EXTRAIT DU DOCUMENT:
════════════════

Le problème ne se pose pas pour madame Lucette, en raison de l’existence d’enfants non commun, elle n’a pas eu ce choix. Elle a obtenu suite au décès de son mari une part en pleine propriété de la maison, le reste des parts ayant été octroyé, à son grand désespoir, à ses belles-filles. Étant bien copropriétaire de la maison, elle pourra donc demander le maintien forcé de l’indivision successorale auprès du tribunal de grande instance (article 1381 du Code de procédure civile).

2. Un maintien forcé dans l’indivision du local d’habitation et de son mobilier

Le maintien forcé ne peut concerner que certains biens indivis (les entreprises agricoles, commerciales, industrielles, artisanales, libérales, ainsi que les droits sociaux, et les locaux d’habitation ou les locaux professionnels ainsi que leur mobilier).

Le local d’habitation pouvant être maintenu dans l’indivision doit nécessairement, selon l’article 821-1 du Code civil, servir à l’habitation du défunt ou de son conjoint au moment du décès. L’article 822 précise que lorsque le maintien est demandé au bénéfice du conjoint survivant, il faut qu’il ait lui-même résidé dans le local d’habitation au moment du décès. Les termes employés sont larges et restent à l’appréciation du juge du fond.

Toutefois, l’objectif du maintien étant ici de conserver le cadre de vie du conjoint survivant et d’éviter qu’il ait à quitter son logement, il semblerait que ce local d’habitation corresponde au logement dans lequel le défunt ou son conjoint avaient l’habitude de vivre (ce qui exclut la résidence secondaire).

════════════════

ENTRÉES FOURNIES:
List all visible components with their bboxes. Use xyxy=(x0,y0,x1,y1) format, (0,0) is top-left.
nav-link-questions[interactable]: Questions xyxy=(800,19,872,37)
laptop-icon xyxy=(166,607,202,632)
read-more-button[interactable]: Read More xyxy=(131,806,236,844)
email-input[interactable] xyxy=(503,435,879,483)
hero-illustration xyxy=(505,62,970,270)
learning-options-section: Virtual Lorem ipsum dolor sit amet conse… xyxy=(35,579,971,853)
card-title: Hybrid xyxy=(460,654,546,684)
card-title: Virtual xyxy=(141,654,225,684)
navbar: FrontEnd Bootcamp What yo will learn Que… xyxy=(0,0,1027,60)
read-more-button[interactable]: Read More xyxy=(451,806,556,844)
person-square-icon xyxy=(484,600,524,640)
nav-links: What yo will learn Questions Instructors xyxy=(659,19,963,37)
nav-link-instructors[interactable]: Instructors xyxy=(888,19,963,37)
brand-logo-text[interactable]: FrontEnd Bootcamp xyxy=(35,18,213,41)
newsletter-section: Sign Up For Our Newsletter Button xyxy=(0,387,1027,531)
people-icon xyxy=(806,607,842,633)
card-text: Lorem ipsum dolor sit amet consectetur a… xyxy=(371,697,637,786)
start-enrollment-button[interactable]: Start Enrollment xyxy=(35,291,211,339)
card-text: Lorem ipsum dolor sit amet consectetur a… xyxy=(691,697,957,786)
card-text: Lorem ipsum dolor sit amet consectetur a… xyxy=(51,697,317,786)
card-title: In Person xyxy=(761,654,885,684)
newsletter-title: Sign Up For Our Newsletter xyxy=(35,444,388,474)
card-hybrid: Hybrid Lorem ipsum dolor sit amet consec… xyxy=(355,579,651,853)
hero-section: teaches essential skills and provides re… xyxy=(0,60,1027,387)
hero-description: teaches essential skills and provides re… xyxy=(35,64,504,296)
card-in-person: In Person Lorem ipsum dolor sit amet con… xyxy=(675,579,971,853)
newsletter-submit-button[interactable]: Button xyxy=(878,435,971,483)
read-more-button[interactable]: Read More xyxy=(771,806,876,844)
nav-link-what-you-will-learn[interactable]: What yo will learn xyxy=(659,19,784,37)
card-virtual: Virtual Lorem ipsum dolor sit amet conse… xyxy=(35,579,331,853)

════════════════

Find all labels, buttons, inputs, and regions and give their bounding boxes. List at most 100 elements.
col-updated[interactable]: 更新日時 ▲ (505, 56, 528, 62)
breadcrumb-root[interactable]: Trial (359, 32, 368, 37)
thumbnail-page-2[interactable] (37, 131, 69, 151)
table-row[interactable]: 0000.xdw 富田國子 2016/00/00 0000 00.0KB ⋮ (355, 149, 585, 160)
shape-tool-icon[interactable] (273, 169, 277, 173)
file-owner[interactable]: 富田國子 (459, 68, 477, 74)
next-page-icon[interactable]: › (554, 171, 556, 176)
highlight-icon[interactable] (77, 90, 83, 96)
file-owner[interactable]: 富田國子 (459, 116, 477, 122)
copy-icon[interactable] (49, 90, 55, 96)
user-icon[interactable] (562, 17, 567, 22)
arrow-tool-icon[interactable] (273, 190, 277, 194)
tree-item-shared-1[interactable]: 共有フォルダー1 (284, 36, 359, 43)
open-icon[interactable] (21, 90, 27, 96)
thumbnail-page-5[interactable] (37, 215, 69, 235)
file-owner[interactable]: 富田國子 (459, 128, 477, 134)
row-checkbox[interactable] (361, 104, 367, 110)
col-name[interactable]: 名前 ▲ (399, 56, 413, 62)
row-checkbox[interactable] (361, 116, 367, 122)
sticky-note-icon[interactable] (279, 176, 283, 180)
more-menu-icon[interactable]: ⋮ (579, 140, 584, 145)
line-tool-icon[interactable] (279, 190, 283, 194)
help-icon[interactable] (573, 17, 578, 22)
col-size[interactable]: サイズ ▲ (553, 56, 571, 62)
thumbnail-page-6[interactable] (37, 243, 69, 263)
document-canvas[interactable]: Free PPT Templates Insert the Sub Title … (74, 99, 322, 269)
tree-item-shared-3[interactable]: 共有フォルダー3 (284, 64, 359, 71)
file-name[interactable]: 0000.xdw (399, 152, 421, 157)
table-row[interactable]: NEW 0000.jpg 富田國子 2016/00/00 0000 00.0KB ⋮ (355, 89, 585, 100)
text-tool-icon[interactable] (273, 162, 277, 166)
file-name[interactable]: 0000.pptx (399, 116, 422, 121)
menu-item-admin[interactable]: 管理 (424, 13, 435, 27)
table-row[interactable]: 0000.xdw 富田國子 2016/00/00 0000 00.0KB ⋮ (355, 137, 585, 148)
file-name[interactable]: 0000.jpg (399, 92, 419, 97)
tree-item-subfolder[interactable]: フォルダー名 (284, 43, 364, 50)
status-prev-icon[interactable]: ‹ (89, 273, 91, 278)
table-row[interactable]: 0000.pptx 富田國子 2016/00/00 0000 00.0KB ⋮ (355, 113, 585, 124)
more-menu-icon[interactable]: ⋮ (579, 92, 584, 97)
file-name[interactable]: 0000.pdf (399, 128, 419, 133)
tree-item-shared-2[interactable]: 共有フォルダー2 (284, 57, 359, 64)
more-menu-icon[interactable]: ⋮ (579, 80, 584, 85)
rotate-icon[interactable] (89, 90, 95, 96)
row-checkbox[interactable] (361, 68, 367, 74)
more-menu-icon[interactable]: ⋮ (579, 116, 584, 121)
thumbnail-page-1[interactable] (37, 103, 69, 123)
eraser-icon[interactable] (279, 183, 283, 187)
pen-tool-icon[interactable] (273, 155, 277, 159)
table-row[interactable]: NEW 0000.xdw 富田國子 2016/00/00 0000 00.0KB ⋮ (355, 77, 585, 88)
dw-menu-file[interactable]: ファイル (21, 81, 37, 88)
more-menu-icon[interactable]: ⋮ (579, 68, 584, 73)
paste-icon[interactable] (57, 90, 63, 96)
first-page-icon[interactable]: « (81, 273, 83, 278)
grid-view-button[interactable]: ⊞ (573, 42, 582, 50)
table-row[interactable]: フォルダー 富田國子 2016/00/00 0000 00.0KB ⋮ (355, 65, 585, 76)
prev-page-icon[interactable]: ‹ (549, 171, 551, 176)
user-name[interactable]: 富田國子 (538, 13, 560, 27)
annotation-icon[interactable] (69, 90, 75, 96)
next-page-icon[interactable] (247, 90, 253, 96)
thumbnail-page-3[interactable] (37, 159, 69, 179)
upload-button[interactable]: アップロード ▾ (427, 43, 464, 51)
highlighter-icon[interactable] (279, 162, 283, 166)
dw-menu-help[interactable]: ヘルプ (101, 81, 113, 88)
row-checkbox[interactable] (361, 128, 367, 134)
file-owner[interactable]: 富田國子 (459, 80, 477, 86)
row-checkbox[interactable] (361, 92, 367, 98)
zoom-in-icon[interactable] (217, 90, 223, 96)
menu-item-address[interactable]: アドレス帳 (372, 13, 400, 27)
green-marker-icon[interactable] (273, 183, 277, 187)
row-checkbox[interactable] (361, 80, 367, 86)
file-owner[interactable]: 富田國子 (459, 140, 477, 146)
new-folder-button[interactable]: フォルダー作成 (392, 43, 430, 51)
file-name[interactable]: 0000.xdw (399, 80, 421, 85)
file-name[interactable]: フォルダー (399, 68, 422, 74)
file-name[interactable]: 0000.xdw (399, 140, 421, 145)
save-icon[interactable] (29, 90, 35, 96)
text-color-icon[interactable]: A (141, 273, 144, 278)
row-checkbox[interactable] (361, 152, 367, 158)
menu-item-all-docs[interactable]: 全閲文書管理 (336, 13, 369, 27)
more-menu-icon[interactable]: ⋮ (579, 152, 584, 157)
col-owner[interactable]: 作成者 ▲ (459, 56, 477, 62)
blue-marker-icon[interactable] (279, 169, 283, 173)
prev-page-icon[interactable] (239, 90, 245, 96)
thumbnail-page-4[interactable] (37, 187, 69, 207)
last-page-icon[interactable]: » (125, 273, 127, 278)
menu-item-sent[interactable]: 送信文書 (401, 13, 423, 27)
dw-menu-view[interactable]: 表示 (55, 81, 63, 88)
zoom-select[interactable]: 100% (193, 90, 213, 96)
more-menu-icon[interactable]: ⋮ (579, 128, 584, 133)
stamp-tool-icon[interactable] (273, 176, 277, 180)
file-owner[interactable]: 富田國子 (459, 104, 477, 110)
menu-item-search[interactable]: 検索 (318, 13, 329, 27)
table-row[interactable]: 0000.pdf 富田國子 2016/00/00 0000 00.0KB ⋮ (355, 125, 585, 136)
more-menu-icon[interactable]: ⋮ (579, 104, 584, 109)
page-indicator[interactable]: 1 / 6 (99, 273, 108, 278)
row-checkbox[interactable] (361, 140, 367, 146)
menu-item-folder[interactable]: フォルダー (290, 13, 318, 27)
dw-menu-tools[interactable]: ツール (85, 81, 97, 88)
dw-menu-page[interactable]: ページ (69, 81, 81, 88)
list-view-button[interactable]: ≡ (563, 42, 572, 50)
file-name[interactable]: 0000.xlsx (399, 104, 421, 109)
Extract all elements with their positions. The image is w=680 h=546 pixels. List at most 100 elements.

════════════════

CONSIGNES DE L'EXERCICE:
[1] D'après l'extrait sur le maintien forcé de l'indivision :
(a) À qui le reste des parts de la maison a-t-il été octroyé après le décès du mari de madame Lucette ?
(b) Quel article du Code civil exige que le local d'habitation serve à l'habitation du défunt ou de son conjoint au moment du décès ?
(c) Quel type de résidence est exclu, selon la dernière phrase ?
[2] Reproduisez à l'identique le passage de l'extrait sur le maintien forcé de l'indivision, de « Le local d’habitation pouvant » à « juge du fond. ».
Seul l'extrait sur le maintien forcé de l'indivision sert de source pour répondre.

RÉPONSES PAR CONSIGNE:
[1]
(a) À ses belles-filles.
(b) L'article 821-1.
(c) La résidence secondaire.

[2]
Le local d’habitation pouvant être maintenu dans l’indivision doit nécessairement, selon l’article 821-1 du Code civil, servir à l’habitation du défunt ou de son conjoint au moment du décès. L’article 822 précise que lorsque le maintien est demandé au bénéfice du conjoint survivant, il faut qu’il ait lui-même résidé dans le local d’habitation au moment du décès. Les termes employés sont larges et restent à l’appréciation du juge du fond.